■ What the task requires
Repeat exactly the lines from the line containing "What does this" through the last line of the records below, inclusive, and nothing else.

■ Records supplied
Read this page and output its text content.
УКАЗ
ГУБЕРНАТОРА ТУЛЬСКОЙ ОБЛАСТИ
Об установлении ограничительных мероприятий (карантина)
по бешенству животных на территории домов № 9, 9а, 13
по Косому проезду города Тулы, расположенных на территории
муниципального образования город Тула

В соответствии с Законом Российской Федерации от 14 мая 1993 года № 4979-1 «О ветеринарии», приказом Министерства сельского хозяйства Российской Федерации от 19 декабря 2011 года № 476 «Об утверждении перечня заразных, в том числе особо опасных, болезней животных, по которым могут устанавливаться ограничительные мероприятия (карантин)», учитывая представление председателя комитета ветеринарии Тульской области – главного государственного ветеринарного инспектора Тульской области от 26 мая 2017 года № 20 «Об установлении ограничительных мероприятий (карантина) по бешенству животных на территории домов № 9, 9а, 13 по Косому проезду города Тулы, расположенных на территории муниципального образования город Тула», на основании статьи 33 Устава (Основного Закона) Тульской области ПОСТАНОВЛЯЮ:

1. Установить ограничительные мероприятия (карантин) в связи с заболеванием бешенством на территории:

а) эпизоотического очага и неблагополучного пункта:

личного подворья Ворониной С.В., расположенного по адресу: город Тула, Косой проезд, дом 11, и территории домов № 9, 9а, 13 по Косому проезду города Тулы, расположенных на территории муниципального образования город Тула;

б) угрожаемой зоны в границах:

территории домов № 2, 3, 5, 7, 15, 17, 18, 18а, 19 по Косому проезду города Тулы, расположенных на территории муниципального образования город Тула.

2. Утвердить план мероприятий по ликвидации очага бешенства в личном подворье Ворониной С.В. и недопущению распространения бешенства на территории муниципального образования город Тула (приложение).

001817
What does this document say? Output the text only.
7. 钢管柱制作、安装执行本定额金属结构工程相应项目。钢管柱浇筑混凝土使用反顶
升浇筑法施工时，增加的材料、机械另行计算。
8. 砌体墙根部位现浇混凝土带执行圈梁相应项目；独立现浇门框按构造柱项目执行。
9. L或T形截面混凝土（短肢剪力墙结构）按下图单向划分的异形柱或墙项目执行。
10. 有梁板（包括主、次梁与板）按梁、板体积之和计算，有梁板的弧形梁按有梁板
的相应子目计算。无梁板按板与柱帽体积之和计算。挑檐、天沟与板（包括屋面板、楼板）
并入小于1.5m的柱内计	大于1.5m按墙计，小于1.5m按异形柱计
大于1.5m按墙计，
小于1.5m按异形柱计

■ Problem solution
What does this document say? Output the text only.
7. 钢管柱制作、安装执行本定额金属结构工程相应项目。钢管柱浇筑混凝土使用反顶
升浇筑法施工时，增加的材料、机械另行计算。
8. 砌体墙根部位现浇混凝土带执行圈梁相应项目；独立现浇门框按构造柱项目执行。
9. L或T形截面混凝土（短肢剪力墙结构）按下图单向划分的异形柱或墙项目执行。
10. 有梁板（包括主、次梁与板）按梁、板体积之和计算，有梁板的弧形梁按有梁板
的相应子目计算。无梁板按板与柱帽体积之和计算。挑檐、天沟与板（包括屋面板、楼板）
并入小于1.5m的柱内计	大于1.5m按墙计，小于1.5m按异形柱计
大于1.5m按墙计，
小于1.5m按异形柱计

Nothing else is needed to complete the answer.